Retype all of the listing exactly, passing over any picture you find.

>> Start

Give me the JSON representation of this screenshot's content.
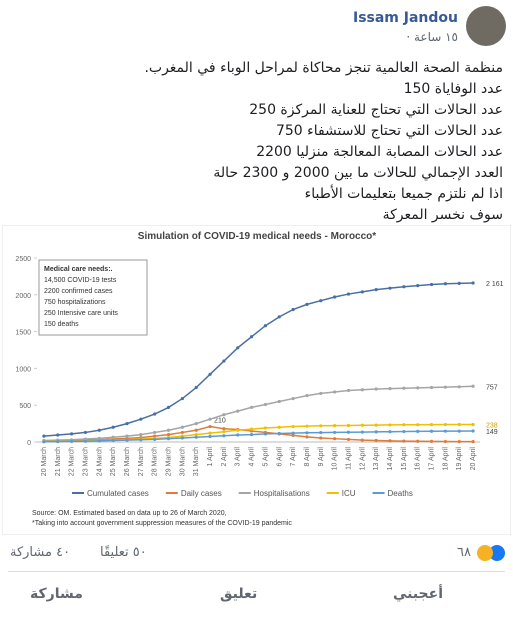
{
  "header": {
    "name": "Issam Jandou",
    "time": "١٥ ساعة ·"
  },
  "post": {
    "lines": [
      "منظمة الصحة العالمية تنجز محاكاة لمراحل الوباء في المغرب.",
      "عدد الوفاياة 150",
      "عدد الحالات التي تحتاج للعناية المركزة 250",
      "عدد الحالات التي تحتاج للاستشفاء 750",
      "عدد الحالات المصابة المعالجة منزليا 2200",
      "العدد الإجمالي للحالات ما بين 2000 و 2300 حالة",
      "اذا لم نلتزم جميعا بتعليمات الأطباء",
      "سوف نخسر المعركة"
    ]
  },
  "chart_data": {
    "type": "line",
    "title": "Simulation of COVID-19 medical needs - Morocco*",
    "categories": [
      "20 March",
      "21 March",
      "22 March",
      "23 March",
      "24 March",
      "25 March",
      "26 March",
      "27 March",
      "28 March",
      "29 March",
      "30 March",
      "31 March",
      "1 April",
      "2 April",
      "3 April",
      "4 April",
      "5 April",
      "6 April",
      "7 April",
      "8 April",
      "9 April",
      "10 April",
      "11 April",
      "12 April",
      "13 April",
      "14 April",
      "15 April",
      "16 April",
      "17 April",
      "18 April",
      "19 April",
      "20 April"
    ],
    "series": [
      {
        "name": "Cumulated cases",
        "color": "#4a6fa5",
        "values": [
          80,
          95,
          110,
          130,
          160,
          200,
          250,
          310,
          380,
          470,
          590,
          740,
          920,
          1100,
          1280,
          1430,
          1580,
          1700,
          1800,
          1870,
          1920,
          1970,
          2010,
          2040,
          2070,
          2090,
          2110,
          2125,
          2140,
          2150,
          2155,
          2161
        ],
        "value_labels": [
          null,
          null,
          null,
          null,
          null,
          null,
          null,
          null,
          null,
          null,
          null,
          null,
          null,
          null,
          null,
          null,
          null,
          null,
          null,
          null,
          null,
          null,
          null,
          null,
          null,
          null,
          null,
          null,
          null,
          null,
          null,
          "2 161"
        ]
      },
      {
        "name": "Daily cases",
        "color": "#e07b39",
        "values": [
          10,
          15,
          20,
          25,
          30,
          40,
          50,
          60,
          80,
          100,
          130,
          160,
          210,
          180,
          170,
          150,
          130,
          110,
          90,
          70,
          55,
          45,
          35,
          25,
          20,
          15,
          12,
          10,
          8,
          6,
          5,
          5
        ],
        "value_labels": [
          null,
          null,
          null,
          null,
          null,
          null,
          null,
          null,
          null,
          null,
          null,
          null,
          "210",
          null,
          null,
          null,
          null,
          null,
          null,
          null,
          null,
          null,
          null,
          null,
          null,
          null,
          null,
          null,
          null,
          null,
          null,
          null
        ]
      },
      {
        "name": "Hospitalisations",
        "color": "#a5a5a5",
        "values": [
          20,
          25,
          30,
          40,
          50,
          65,
          80,
          100,
          130,
          160,
          200,
          250,
          310,
          370,
          420,
          470,
          510,
          550,
          590,
          630,
          660,
          680,
          700,
          710,
          720,
          725,
          730,
          735,
          740,
          745,
          750,
          757
        ],
        "value_labels": [
          null,
          null,
          null,
          null,
          null,
          null,
          null,
          null,
          null,
          null,
          null,
          null,
          null,
          null,
          null,
          null,
          null,
          null,
          null,
          null,
          null,
          null,
          null,
          null,
          null,
          null,
          null,
          null,
          null,
          null,
          null,
          "757"
        ]
      },
      {
        "name": "ICU",
        "color": "#f0c000",
        "values": [
          5,
          8,
          10,
          15,
          20,
          25,
          30,
          40,
          50,
          60,
          80,
          100,
          120,
          140,
          160,
          175,
          190,
          200,
          210,
          215,
          220,
          222,
          225,
          228,
          230,
          232,
          234,
          235,
          236,
          237,
          238,
          238
        ],
        "value_labels": [
          null,
          null,
          null,
          null,
          null,
          null,
          null,
          null,
          null,
          null,
          null,
          null,
          null,
          null,
          null,
          null,
          null,
          null,
          null,
          null,
          null,
          null,
          null,
          null,
          null,
          null,
          null,
          null,
          null,
          null,
          null,
          "238"
        ]
      },
      {
        "name": "Deaths",
        "color": "#5b9bd5",
        "values": [
          3,
          5,
          8,
          10,
          15,
          20,
          25,
          30,
          35,
          45,
          55,
          65,
          75,
          85,
          95,
          100,
          110,
          115,
          120,
          125,
          128,
          130,
          133,
          135,
          138,
          140,
          142,
          144,
          146,
          147,
          148,
          149
        ],
        "value_labels": [
          null,
          null,
          null,
          null,
          null,
          null,
          null,
          null,
          null,
          null,
          null,
          null,
          null,
          null,
          null,
          null,
          null,
          null,
          null,
          null,
          null,
          null,
          null,
          null,
          null,
          null,
          null,
          null,
          null,
          null,
          null,
          "149"
        ]
      }
    ],
    "ylim": [
      0,
      2500
    ],
    "yticks": [
      0,
      500,
      1000,
      1500,
      2000,
      2500
    ],
    "grid": false,
    "note_box": [
      "Medical care needs:.",
      "14,500 COVID-19 tests",
      "2200 confirmed cases",
      "750 hospitalizations",
      "250 Intensive care units",
      "150 deaths"
    ],
    "source": [
      "Source: OM. Estimated based on data up to 26 of March 2020,",
      "*Taking into account government suppression measures of the COVID-19 pandemic"
    ]
  },
  "footer": {
    "reactions": "٦٨",
    "comments": "٥٠ تعليقًا",
    "shares": "٤٠ مشاركة",
    "like": "أعجبني",
    "comment": "تعليق",
    "share": "مشاركة"
  }
}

>> End

## FINAL ANSWER
Give me the JSON representation of this screenshot's content.
{
  "header": {
    "name": "Issam Jandou",
    "time": "١٥ ساعة ·"
  },
  "post": {
    "lines": [
      "منظمة الصحة العالمية تنجز محاكاة لمراحل الوباء في المغرب.",
      "عدد الوفاياة 150",
      "عدد الحالات التي تحتاج للعناية المركزة 250",
      "عدد الحالات التي تحتاج للاستشفاء 750",
      "عدد الحالات المصابة المعالجة منزليا 2200",
      "العدد الإجمالي للحالات ما بين 2000 و 2300 حالة",
      "اذا لم نلتزم جميعا بتعليمات الأطباء",
      "سوف نخسر المعركة"
    ]
  },
  "chart_data": {
    "type": "line",
    "title": "Simulation of COVID-19 medical needs - Morocco*",
    "categories": [
      "20 March",
      "21 March",
      "22 March",
      "23 March",
      "24 March",
      "25 March",
      "26 March",
      "27 March",
      "28 March",
      "29 March",
      "30 March",
      "31 March",
      "1 April",
      "2 April",
      "3 April",
      "4 April",
      "5 April",
      "6 April",
      "7 April",
      "8 April",
      "9 April",
      "10 April",
      "11 April",
      "12 April",
      "13 April",
      "14 April",
      "15 April",
      "16 April",
      "17 April",
      "18 April",
      "19 April",
      "20 April"
    ],
    "series": [
      {
        "name": "Cumulated cases",
        "color": "#4a6fa5",
        "values": [
          80,
          95,
          110,
          130,
          160,
          200,
          250,
          310,
          380,
          470,
          590,
          740,
          920,
          1100,
          1280,
          1430,
          1580,
          1700,
          1800,
          1870,
          1920,
          1970,
          2010,
          2040,
          2070,
          2090,
          2110,
          2125,
          2140,
          2150,
          2155,
          2161
        ],
        "value_labels": [
          null,
          null,
          null,
          null,
          null,
          null,
          null,
          null,
          null,
          null,
          null,
          null,
          null,
          null,
          null,
          null,
          null,
          null,
          null,
          null,
          null,
          null,
          null,
          null,
          null,
          null,
          null,
          null,
          null,
          null,
          null,
          "2 161"
        ]
      },
      {
        "name": "Daily cases",
        "color": "#e07b39",
        "values": [
          10,
          15,
          20,
          25,
          30,
          40,
          50,
          60,
          80,
          100,
          130,
          160,
          210,
          180,
          170,
          150,
          130,
          110,
          90,
          70,
          55,
          45,
          35,
          25,
          20,
          15,
          12,
          10,
          8,
          6,
          5,
          5
        ],
        "value_labels": [
          null,
          null,
          null,
          null,
          null,
          null,
          null,
          null,
          null,
          null,
          null,
          null,
          "210",
          null,
          null,
          null,
          null,
          null,
          null,
          null,
          null,
          null,
          null,
          null,
          null,
          null,
          null,
          null,
          null,
          null,
          null,
          null
        ]
      },
      {
        "name": "Hospitalisations",
        "color": "#a5a5a5",
        "values": [
          20,
          25,
          30,
          40,
          50,
          65,
          80,
          100,
          130,
          160,
          200,
          250,
          310,
          370,
          420,
          470,
          510,
          550,
          590,
          630,
          660,
          680,
          700,
          710,
          720,
          725,
          730,
          735,
          740,
          745,
          750,
          757
        ],
        "value_labels": [
          null,
          null,
          null,
          null,
          null,
          null,
          null,
          null,
          null,
          null,
          null,
          null,
          null,
          null,
          null,
          null,
          null,
          null,
          null,
          null,
          null,
          null,
          null,
          null,
          null,
          null,
          null,
          null,
          null,
          null,
          null,
          "757"
        ]
      },
      {
        "name": "ICU",
        "color": "#f0c000",
        "values": [
          5,
          8,
          10,
          15,
          20,
          25,
          30,
          40,
          50,
          60,
          80,
          100,
          120,
          140,
          160,
          175,
          190,
          200,
          210,
          215,
          220,
          222,
          225,
          228,
          230,
          232,
          234,
          235,
          236,
          237,
          238,
          238
        ],
        "value_labels": [
          null,
          null,
          null,
          null,
          null,
          null,
          null,
          null,
          null,
          null,
          null,
          null,
          null,
          null,
          null,
          null,
          null,
          null,
          null,
          null,
          null,
          null,
          null,
          null,
          null,
          null,
          null,
          null,
          null,
          null,
          null,
          "238"
        ]
      },
      {
        "name": "Deaths",
        "color": "#5b9bd5",
        "values": [
          3,
          5,
          8,
          10,
          15,
          20,
          25,
          30,
          35,
          45,
          55,
          65,
          75,
          85,
          95,
          100,
          110,
          115,
          120,
          125,
          128,
          130,
          133,
          135,
          138,
          140,
          142,
          144,
          146,
          147,
          148,
          149
        ],
        "value_labels": [
          null,
          null,
          null,
          null,
          null,
          null,
          null,
          null,
          null,
          null,
          null,
          null,
          null,
          null,
          null,
          null,
          null,
          null,
          null,
          null,
          null,
          null,
          null,
          null,
          null,
          null,
          null,
          null,
          null,
          null,
          null,
          "149"
        ]
      }
    ],
    "ylim": [
      0,
      2500
    ],
    "yticks": [
      0,
      500,
      1000,
      1500,
      2000,
      2500
    ],
    "grid": false,
    "note_box": [
      "Medical care needs:.",
      "14,500 COVID-19 tests",
      "2200 confirmed cases",
      "750 hospitalizations",
      "250 Intensive care units",
      "150 deaths"
    ],
    "source": [
      "Source: OM. Estimated based on data up to 26 of March 2020,",
      "*Taking into account government suppression measures of the COVID-19 pandemic"
    ]
  },
  "footer": {
    "reactions": "٦٨",
    "comments": "٥٠ تعليقًا",
    "shares": "٤٠ مشاركة",
    "like": "أعجبني",
    "comment": "تعليق",
    "share": "مشاركة"
  }
}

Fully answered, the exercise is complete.